**WHAT YOU HAVE TO DO**
The listing below should be printed exactly, every line of it. Skip the pictures.
[Start SUPPLIED ENTRIES]
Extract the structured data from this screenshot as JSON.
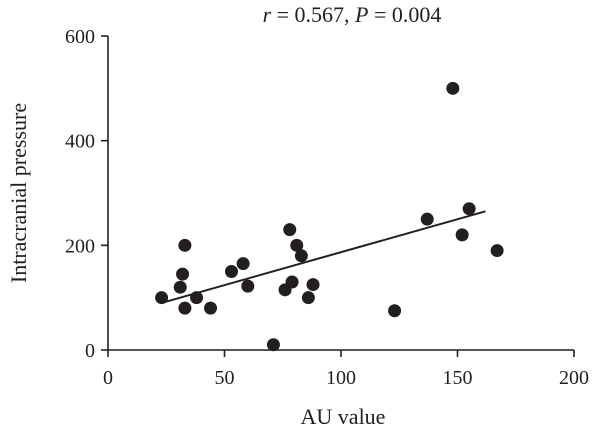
{
  "chart_data": {
    "type": "scatter",
    "title_parts": {
      "r_symbol": "r",
      "r_rest": " = 0.567, ",
      "p_symbol": "P",
      "p_rest": " = 0.004"
    },
    "xlabel": "AU value",
    "ylabel": "Intracranial pressure",
    "xlim": [
      0,
      200
    ],
    "ylim": [
      0,
      600
    ],
    "x_ticks": [
      0,
      50,
      100,
      150,
      200
    ],
    "y_ticks": [
      0,
      200,
      400,
      600
    ],
    "grid": false,
    "legend": "none",
    "marker_color": "#231f20",
    "series": [
      {
        "points": [
          {
            "x": 23,
            "y": 100
          },
          {
            "x": 31,
            "y": 120
          },
          {
            "x": 32,
            "y": 145
          },
          {
            "x": 33,
            "y": 200
          },
          {
            "x": 33,
            "y": 80
          },
          {
            "x": 38,
            "y": 100
          },
          {
            "x": 44,
            "y": 80
          },
          {
            "x": 53,
            "y": 150
          },
          {
            "x": 58,
            "y": 165
          },
          {
            "x": 60,
            "y": 122
          },
          {
            "x": 71,
            "y": 10
          },
          {
            "x": 76,
            "y": 115
          },
          {
            "x": 78,
            "y": 230
          },
          {
            "x": 79,
            "y": 130
          },
          {
            "x": 81,
            "y": 200
          },
          {
            "x": 83,
            "y": 180
          },
          {
            "x": 86,
            "y": 100
          },
          {
            "x": 88,
            "y": 125
          },
          {
            "x": 123,
            "y": 75
          },
          {
            "x": 137,
            "y": 250
          },
          {
            "x": 148,
            "y": 500
          },
          {
            "x": 152,
            "y": 220
          },
          {
            "x": 155,
            "y": 270
          },
          {
            "x": 167,
            "y": 190
          }
        ]
      }
    ],
    "trendline": {
      "x": [
        23,
        162
      ],
      "y": [
        90,
        265
      ]
    }
  }
}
[End SUPPLIED ENTRIES]
**WRITTEN RESPONSE**
Extract the structured data from this screenshot as JSON.
{
  "chart_data": {
    "type": "scatter",
    "title_parts": {
      "r_symbol": "r",
      "r_rest": " = 0.567, ",
      "p_symbol": "P",
      "p_rest": " = 0.004"
    },
    "xlabel": "AU value",
    "ylabel": "Intracranial pressure",
    "xlim": [
      0,
      200
    ],
    "ylim": [
      0,
      600
    ],
    "x_ticks": [
      0,
      50,
      100,
      150,
      200
    ],
    "y_ticks": [
      0,
      200,
      400,
      600
    ],
    "grid": false,
    "legend": "none",
    "marker_color": "#231f20",
    "series": [
      {
        "points": [
          {
            "x": 23,
            "y": 100
          },
          {
            "x": 31,
            "y": 120
          },
          {
            "x": 32,
            "y": 145
          },
          {
            "x": 33,
            "y": 200
          },
          {
            "x": 33,
            "y": 80
          },
          {
            "x": 38,
            "y": 100
          },
          {
            "x": 44,
            "y": 80
          },
          {
            "x": 53,
            "y": 150
          },
          {
            "x": 58,
            "y": 165
          },
          {
            "x": 60,
            "y": 122
          },
          {
            "x": 71,
            "y": 10
          },
          {
            "x": 76,
            "y": 115
          },
          {
            "x": 78,
            "y": 230
          },
          {
            "x": 79,
            "y": 130
          },
          {
            "x": 81,
            "y": 200
          },
          {
            "x": 83,
            "y": 180
          },
          {
            "x": 86,
            "y": 100
          },
          {
            "x": 88,
            "y": 125
          },
          {
            "x": 123,
            "y": 75
          },
          {
            "x": 137,
            "y": 250
          },
          {
            "x": 148,
            "y": 500
          },
          {
            "x": 152,
            "y": 220
          },
          {
            "x": 155,
            "y": 270
          },
          {
            "x": 167,
            "y": 190
          }
        ]
      }
    ],
    "trendline": {
      "x": [
        23,
        162
      ],
      "y": [
        90,
        265
      ]
    }
  }
}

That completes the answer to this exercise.